STATED PROBLEM. Copy out, exactly as written, only the line containing "Transcribe the text in this document." and the lines after it through the end of the records.

STORED RECORDS.

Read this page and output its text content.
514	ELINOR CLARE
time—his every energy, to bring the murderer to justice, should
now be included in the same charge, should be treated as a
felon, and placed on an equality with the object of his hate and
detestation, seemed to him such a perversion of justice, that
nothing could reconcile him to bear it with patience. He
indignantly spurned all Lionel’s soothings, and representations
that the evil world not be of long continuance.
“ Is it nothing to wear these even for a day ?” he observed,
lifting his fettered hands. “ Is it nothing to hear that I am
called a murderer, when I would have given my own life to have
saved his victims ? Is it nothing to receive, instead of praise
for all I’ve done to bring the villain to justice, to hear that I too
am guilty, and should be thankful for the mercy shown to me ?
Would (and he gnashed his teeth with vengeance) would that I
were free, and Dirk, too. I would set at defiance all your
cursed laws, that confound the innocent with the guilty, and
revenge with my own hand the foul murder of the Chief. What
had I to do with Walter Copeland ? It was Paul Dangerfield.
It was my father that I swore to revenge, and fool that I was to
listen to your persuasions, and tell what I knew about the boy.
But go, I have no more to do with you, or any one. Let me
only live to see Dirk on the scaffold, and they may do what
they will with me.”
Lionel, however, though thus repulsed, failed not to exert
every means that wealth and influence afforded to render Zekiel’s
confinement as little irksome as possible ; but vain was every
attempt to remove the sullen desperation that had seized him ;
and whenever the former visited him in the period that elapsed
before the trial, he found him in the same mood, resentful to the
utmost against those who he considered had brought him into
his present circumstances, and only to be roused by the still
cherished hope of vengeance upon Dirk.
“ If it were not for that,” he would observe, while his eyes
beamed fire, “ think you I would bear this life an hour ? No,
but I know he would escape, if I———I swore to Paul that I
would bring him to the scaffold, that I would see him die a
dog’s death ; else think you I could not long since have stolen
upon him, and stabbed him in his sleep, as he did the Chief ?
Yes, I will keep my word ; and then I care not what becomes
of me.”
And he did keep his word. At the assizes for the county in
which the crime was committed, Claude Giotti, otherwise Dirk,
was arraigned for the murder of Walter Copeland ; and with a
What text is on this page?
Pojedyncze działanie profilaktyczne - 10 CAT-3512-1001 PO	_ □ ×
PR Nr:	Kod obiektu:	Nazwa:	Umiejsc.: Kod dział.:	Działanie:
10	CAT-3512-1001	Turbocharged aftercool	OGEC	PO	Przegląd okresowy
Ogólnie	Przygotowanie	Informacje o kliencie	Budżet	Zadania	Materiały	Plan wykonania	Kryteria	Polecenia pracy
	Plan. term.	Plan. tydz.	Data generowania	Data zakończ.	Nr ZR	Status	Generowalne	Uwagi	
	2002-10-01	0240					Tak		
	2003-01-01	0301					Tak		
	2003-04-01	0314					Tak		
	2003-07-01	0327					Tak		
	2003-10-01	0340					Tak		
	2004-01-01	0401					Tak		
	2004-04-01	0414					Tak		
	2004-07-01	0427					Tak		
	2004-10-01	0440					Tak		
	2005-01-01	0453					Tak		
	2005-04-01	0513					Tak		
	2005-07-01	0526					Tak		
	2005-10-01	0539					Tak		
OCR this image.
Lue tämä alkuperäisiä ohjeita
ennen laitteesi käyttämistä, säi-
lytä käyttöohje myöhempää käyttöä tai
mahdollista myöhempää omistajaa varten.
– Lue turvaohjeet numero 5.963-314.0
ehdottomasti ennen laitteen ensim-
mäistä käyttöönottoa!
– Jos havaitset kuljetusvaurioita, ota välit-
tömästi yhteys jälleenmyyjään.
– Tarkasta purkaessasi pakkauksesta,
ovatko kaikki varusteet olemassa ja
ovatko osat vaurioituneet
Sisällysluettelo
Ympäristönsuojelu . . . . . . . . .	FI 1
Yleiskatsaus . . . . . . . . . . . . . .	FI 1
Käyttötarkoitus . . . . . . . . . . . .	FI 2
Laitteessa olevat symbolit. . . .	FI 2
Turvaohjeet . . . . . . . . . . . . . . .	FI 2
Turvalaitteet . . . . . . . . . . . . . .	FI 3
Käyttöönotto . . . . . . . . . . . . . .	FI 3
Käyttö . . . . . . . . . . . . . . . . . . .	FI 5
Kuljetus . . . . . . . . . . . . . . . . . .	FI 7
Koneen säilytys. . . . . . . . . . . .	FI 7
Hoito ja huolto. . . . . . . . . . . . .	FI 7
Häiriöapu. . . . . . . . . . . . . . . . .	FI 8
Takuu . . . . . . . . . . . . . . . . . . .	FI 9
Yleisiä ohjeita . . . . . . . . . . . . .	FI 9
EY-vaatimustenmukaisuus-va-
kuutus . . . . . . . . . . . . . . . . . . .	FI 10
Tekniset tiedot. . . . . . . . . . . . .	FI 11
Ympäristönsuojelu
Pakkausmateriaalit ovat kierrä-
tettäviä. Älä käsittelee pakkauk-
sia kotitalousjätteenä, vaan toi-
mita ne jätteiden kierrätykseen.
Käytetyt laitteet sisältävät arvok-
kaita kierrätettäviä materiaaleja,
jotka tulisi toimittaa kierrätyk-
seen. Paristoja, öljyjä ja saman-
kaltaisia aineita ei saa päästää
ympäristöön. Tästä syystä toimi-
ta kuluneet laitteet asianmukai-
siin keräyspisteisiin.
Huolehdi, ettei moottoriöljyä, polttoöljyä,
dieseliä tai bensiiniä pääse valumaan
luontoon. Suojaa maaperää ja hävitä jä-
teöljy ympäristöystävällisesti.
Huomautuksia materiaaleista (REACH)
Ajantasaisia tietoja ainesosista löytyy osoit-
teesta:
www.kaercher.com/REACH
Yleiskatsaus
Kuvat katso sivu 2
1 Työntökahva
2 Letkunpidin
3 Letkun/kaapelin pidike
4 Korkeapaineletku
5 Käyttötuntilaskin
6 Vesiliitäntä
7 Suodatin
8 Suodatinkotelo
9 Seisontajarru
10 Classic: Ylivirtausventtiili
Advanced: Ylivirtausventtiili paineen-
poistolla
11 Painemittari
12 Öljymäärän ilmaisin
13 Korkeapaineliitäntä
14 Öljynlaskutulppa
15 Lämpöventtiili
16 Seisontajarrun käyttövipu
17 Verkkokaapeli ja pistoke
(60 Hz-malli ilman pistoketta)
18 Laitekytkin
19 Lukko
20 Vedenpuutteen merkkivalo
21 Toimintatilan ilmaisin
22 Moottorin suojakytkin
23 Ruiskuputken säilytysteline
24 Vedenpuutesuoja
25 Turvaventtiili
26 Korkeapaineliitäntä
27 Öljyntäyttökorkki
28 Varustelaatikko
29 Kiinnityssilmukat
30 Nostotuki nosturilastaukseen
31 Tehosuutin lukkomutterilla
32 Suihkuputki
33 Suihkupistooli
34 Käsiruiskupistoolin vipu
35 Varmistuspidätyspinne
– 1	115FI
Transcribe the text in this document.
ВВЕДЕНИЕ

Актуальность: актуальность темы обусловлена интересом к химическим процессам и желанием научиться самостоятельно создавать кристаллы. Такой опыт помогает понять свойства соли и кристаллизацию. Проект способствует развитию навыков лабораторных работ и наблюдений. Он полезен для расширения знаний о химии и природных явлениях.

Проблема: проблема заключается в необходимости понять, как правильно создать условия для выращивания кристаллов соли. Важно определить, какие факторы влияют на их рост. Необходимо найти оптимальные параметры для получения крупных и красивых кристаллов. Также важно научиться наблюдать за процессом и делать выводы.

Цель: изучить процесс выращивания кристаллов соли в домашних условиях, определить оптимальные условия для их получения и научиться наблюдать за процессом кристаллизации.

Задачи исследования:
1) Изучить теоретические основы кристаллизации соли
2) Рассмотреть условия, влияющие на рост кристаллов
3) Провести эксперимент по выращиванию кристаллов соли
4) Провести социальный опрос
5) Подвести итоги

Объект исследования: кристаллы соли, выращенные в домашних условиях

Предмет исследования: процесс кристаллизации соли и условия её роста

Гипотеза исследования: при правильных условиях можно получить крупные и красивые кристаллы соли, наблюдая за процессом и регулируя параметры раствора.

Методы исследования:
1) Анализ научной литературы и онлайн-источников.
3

COMPLETE ANSWER.
Transcribe the text in this document.
ВВЕДЕНИЕ

Актуальность: актуальность темы обусловлена интересом к химическим процессам и желанием научиться самостоятельно создавать кристаллы. Такой опыт помогает понять свойства соли и кристаллизацию. Проект способствует развитию навыков лабораторных работ и наблюдений. Он полезен для расширения знаний о химии и природных явлениях.

Проблема: проблема заключается в необходимости понять, как правильно создать условия для выращивания кристаллов соли. Важно определить, какие факторы влияют на их рост. Необходимо найти оптимальные параметры для получения крупных и красивых кристаллов. Также важно научиться наблюдать за процессом и делать выводы.

Цель: изучить процесс выращивания кристаллов соли в домашних условиях, определить оптимальные условия для их получения и научиться наблюдать за процессом кристаллизации.

Задачи исследования:
1) Изучить теоретические основы кристаллизации соли
2) Рассмотреть условия, влияющие на рост кристаллов
3) Провести эксперимент по выращиванию кристаллов соли
4) Провести социальный опрос
5) Подвести итоги

Объект исследования: кристаллы соли, выращенные в домашних условиях

Предмет исследования: процесс кристаллизации соли и условия её роста

Гипотеза исследования: при правильных условиях можно получить крупные и красивые кристаллы соли, наблюдая за процессом и регулируя параметры раствора.

Методы исследования:
1) Анализ научной литературы и онлайн-источников.
3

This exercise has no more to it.